**Records provided**
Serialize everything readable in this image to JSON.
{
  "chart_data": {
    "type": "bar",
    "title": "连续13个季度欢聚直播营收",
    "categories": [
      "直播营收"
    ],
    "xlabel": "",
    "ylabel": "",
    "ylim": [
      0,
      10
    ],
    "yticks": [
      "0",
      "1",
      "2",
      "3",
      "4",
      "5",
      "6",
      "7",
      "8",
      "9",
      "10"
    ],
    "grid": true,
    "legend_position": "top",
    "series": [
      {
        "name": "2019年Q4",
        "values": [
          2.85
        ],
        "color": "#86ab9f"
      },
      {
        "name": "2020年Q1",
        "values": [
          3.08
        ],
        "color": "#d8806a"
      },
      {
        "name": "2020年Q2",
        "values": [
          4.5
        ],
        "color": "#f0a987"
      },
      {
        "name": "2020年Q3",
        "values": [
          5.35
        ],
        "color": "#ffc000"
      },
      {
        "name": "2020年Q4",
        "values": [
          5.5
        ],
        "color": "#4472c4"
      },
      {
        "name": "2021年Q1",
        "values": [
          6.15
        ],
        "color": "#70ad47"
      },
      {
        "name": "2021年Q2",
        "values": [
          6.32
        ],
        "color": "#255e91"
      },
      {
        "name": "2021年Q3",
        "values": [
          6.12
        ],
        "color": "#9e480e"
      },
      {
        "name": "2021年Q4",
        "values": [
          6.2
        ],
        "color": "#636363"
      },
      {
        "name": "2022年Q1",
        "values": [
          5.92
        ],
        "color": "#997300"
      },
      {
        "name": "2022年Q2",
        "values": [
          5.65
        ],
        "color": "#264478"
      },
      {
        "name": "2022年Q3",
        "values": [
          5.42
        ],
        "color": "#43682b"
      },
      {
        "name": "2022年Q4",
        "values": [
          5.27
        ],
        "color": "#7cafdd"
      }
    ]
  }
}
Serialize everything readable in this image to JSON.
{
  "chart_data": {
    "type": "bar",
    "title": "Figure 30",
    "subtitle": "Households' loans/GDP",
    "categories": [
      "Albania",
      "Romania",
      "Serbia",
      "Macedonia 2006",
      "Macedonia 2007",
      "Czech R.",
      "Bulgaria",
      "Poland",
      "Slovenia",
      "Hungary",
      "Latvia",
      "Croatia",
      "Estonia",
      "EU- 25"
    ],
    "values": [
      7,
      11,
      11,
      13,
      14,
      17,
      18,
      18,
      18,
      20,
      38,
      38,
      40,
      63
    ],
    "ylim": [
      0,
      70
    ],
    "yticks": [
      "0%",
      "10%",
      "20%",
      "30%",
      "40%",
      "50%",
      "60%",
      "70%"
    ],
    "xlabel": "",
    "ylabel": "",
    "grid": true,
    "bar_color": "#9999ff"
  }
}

**Aim**
Retype the whole listing above exactly.

**Right answer**
Serialize everything readable in this image to JSON.
{
  "chart_data": {
    "type": "bar",
    "title": "连续13个季度欢聚直播营收",
    "categories": [
      "直播营收"
    ],
    "xlabel": "",
    "ylabel": "",
    "ylim": [
      0,
      10
    ],
    "yticks": [
      "0",
      "1",
      "2",
      "3",
      "4",
      "5",
      "6",
      "7",
      "8",
      "9",
      "10"
    ],
    "grid": true,
    "legend_position": "top",
    "series": [
      {
        "name": "2019年Q4",
        "values": [
          2.85
        ],
        "color": "#86ab9f"
      },
      {
        "name": "2020年Q1",
        "values": [
          3.08
        ],
        "color": "#d8806a"
      },
      {
        "name": "2020年Q2",
        "values": [
          4.5
        ],
        "color": "#f0a987"
      },
      {
        "name": "2020年Q3",
        "values": [
          5.35
        ],
        "color": "#ffc000"
      },
      {
        "name": "2020年Q4",
        "values": [
          5.5
        ],
        "color": "#4472c4"
      },
      {
        "name": "2021年Q1",
        "values": [
          6.15
        ],
        "color": "#70ad47"
      },
      {
        "name": "2021年Q2",
        "values": [
          6.32
        ],
        "color": "#255e91"
      },
      {
        "name": "2021年Q3",
        "values": [
          6.12
        ],
        "color": "#9e480e"
      },
      {
        "name": "2021年Q4",
        "values": [
          6.2
        ],
        "color": "#636363"
      },
      {
        "name": "2022年Q1",
        "values": [
          5.92
        ],
        "color": "#997300"
      },
      {
        "name": "2022年Q2",
        "values": [
          5.65
        ],
        "color": "#264478"
      },
      {
        "name": "2022年Q3",
        "values": [
          5.42
        ],
        "color": "#43682b"
      },
      {
        "name": "2022年Q4",
        "values": [
          5.27
        ],
        "color": "#7cafdd"
      }
    ]
  }
}
Serialize everything readable in this image to JSON.
{
  "chart_data": {
    "type": "bar",
    "title": "Figure 30",
    "subtitle": "Households' loans/GDP",
    "categories": [
      "Albania",
      "Romania",
      "Serbia",
      "Macedonia 2006",
      "Macedonia 2007",
      "Czech R.",
      "Bulgaria",
      "Poland",
      "Slovenia",
      "Hungary",
      "Latvia",
      "Croatia",
      "Estonia",
      "EU- 25"
    ],
    "values": [
      7,
      11,
      11,
      13,
      14,
      17,
      18,
      18,
      18,
      20,
      38,
      38,
      40,
      63
    ],
    "ylim": [
      0,
      70
    ],
    "yticks": [
      "0%",
      "10%",
      "20%",
      "30%",
      "40%",
      "50%",
      "60%",
      "70%"
    ],
    "xlabel": "",
    "ylabel": "",
    "grid": true,
    "bar_color": "#9999ff"
  }
}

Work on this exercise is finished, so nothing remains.